**INSTRUCTIONS TO FOLLOW:** Copy out each line that mentions the word "поддержки".

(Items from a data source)
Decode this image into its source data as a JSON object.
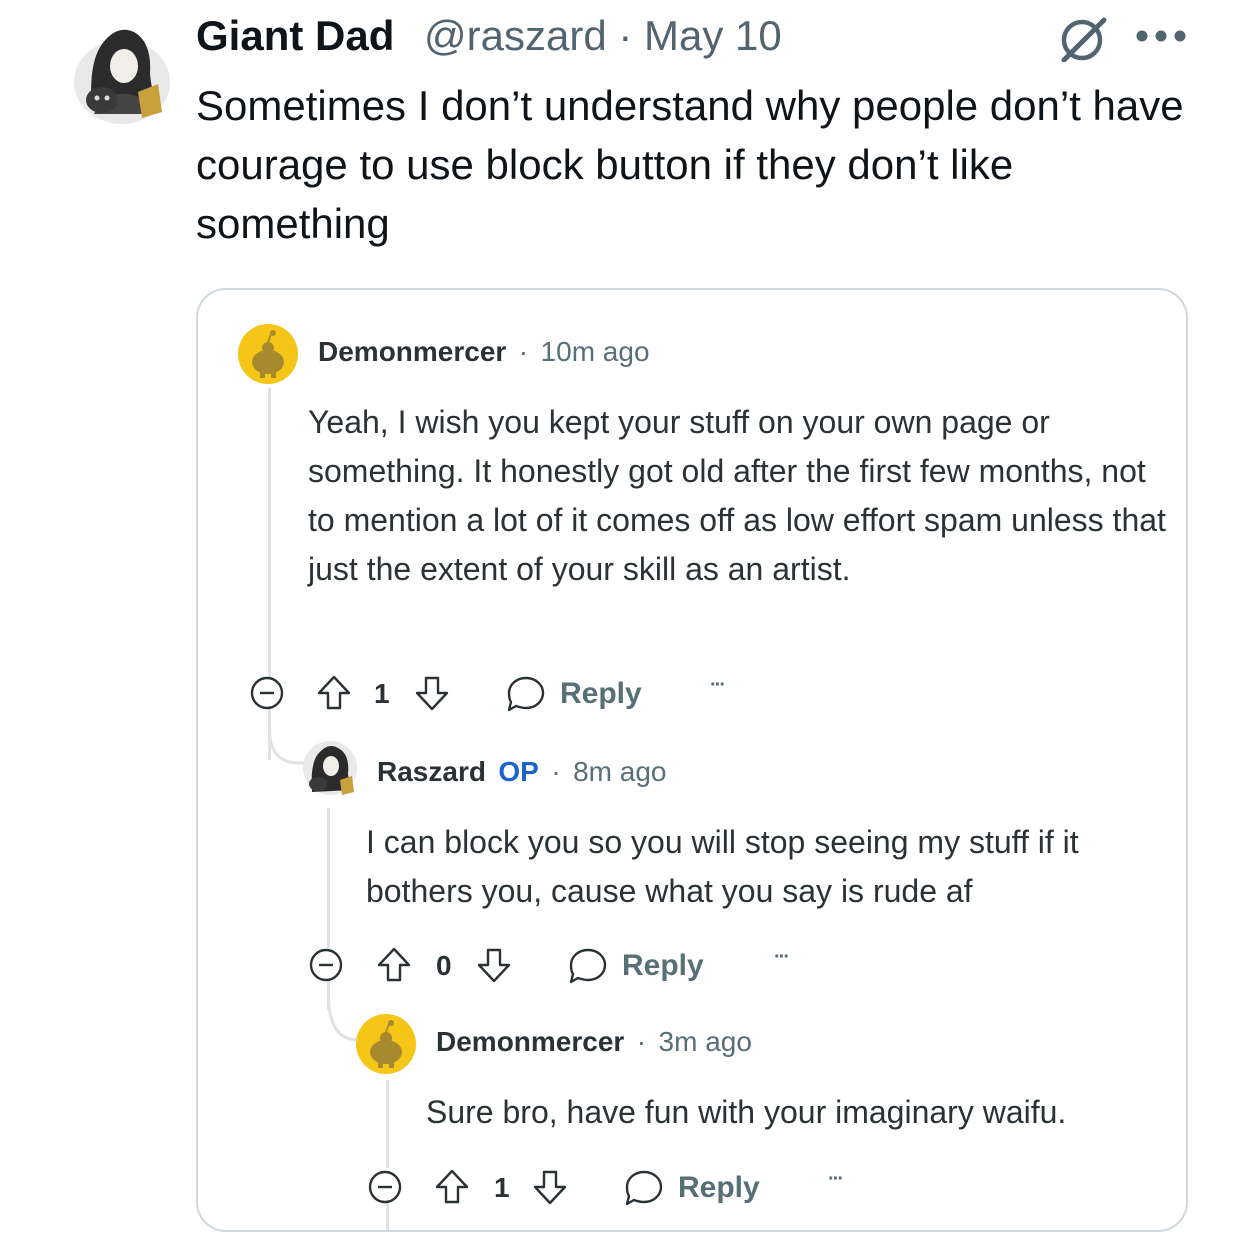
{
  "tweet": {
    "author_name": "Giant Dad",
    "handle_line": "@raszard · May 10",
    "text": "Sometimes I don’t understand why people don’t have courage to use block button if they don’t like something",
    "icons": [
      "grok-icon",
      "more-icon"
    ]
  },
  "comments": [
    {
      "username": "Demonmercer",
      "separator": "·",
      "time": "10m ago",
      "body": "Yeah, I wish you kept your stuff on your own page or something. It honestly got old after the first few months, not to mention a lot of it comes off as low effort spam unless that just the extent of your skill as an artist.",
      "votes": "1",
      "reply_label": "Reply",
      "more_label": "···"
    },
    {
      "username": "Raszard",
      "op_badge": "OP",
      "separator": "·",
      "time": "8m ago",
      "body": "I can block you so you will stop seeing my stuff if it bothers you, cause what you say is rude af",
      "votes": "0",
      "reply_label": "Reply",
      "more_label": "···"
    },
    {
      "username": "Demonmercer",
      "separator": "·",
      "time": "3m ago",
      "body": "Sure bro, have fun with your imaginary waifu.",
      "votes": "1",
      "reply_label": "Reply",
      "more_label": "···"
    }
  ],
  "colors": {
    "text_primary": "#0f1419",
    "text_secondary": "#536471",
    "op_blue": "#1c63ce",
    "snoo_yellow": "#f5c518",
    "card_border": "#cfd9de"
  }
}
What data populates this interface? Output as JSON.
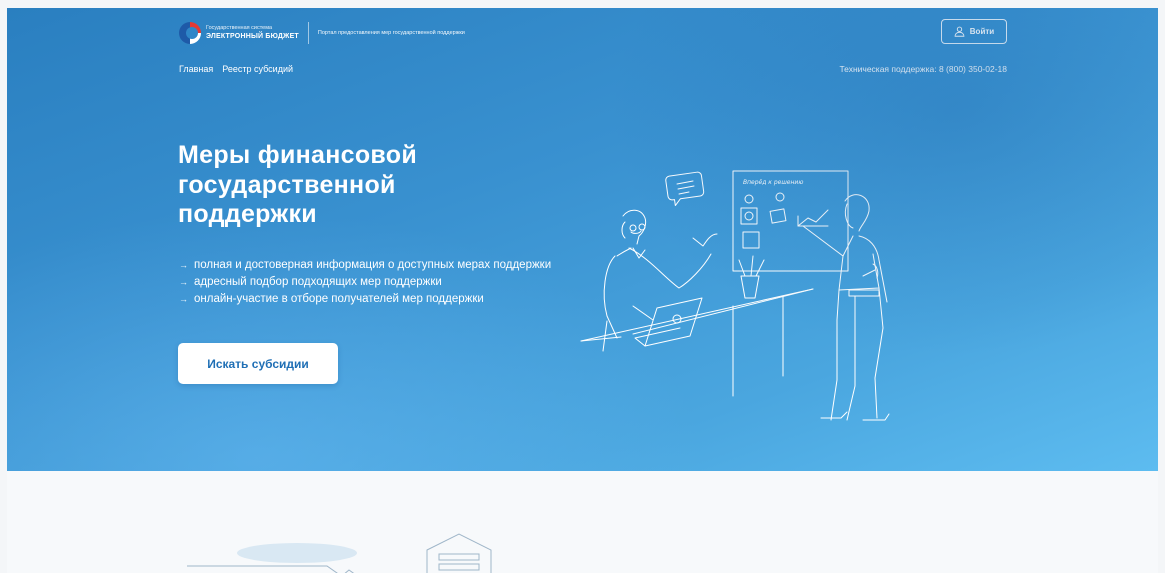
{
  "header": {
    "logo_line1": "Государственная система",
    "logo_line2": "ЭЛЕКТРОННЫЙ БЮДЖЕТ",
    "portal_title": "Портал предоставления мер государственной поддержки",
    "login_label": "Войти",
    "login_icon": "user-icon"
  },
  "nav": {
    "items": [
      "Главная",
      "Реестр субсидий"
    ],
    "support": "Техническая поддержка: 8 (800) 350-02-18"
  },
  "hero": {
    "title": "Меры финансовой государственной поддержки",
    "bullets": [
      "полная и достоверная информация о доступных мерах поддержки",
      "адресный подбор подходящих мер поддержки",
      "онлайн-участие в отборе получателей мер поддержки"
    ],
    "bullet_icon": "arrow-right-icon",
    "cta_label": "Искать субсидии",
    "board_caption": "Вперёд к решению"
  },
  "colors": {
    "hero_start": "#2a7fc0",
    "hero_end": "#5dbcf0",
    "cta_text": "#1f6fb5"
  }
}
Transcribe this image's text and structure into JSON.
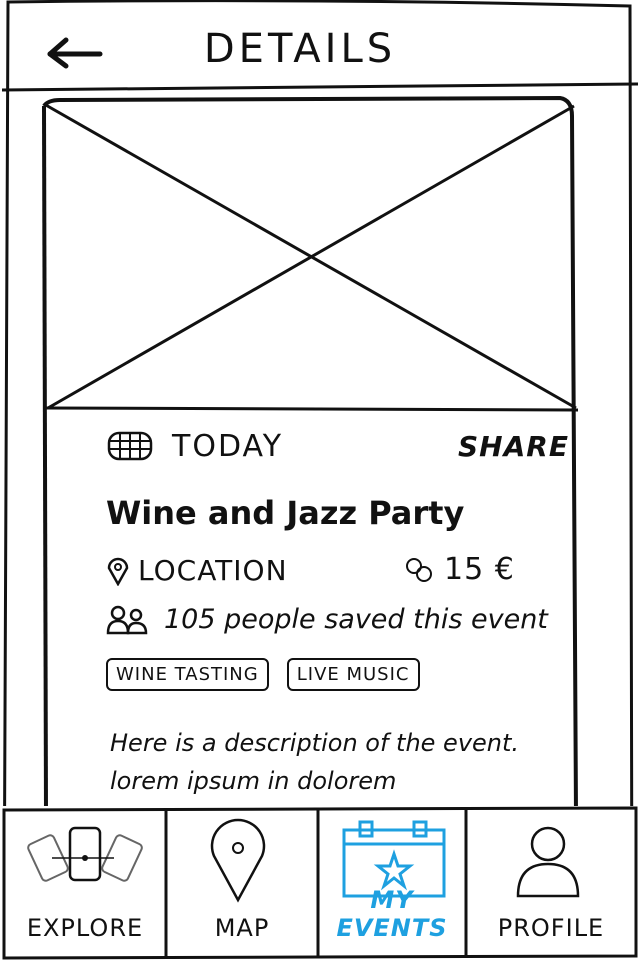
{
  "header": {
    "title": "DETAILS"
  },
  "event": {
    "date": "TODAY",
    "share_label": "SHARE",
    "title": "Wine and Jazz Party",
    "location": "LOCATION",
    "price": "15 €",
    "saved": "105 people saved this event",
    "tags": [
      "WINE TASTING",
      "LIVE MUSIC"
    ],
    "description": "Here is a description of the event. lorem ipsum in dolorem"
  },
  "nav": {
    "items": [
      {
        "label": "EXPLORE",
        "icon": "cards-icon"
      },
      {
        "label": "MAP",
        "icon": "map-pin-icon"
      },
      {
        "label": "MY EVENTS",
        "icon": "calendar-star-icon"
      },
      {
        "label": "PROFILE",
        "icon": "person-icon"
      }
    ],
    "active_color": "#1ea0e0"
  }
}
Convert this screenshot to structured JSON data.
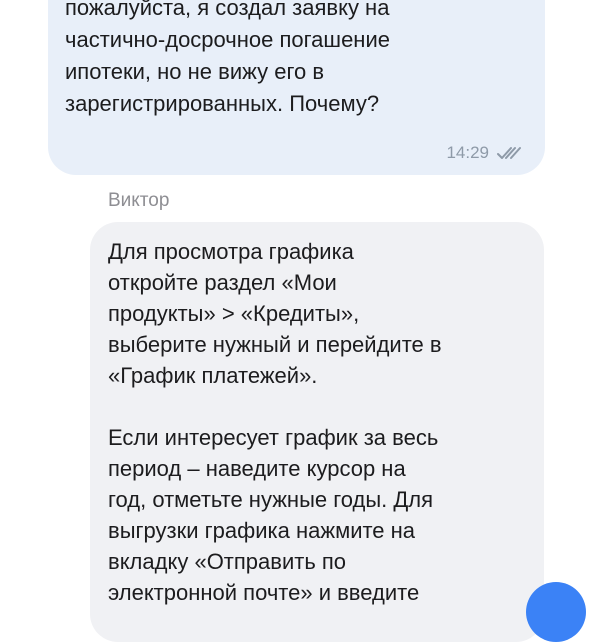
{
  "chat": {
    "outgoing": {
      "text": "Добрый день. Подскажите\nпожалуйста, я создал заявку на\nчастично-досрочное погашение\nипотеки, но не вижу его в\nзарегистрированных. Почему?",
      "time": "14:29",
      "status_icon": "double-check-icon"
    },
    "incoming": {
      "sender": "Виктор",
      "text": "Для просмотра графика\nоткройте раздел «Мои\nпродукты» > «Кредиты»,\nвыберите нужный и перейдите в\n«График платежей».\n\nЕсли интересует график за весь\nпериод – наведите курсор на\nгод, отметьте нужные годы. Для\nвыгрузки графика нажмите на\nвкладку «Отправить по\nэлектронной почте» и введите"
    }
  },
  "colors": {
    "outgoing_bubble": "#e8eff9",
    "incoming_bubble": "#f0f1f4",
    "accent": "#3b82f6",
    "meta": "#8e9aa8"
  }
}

**ANSWER TO THE TASK:**
    "portal_title": "Портал предоставления мер государственной поддержки",
    "title": "Меры финансовой государственной поддержки",
      "полная и достоверная информация о доступных мерах поддержки",
      "адресный подбор подходящих мер поддержки",
      "онлайн-участие в отборе получателей мер поддержки"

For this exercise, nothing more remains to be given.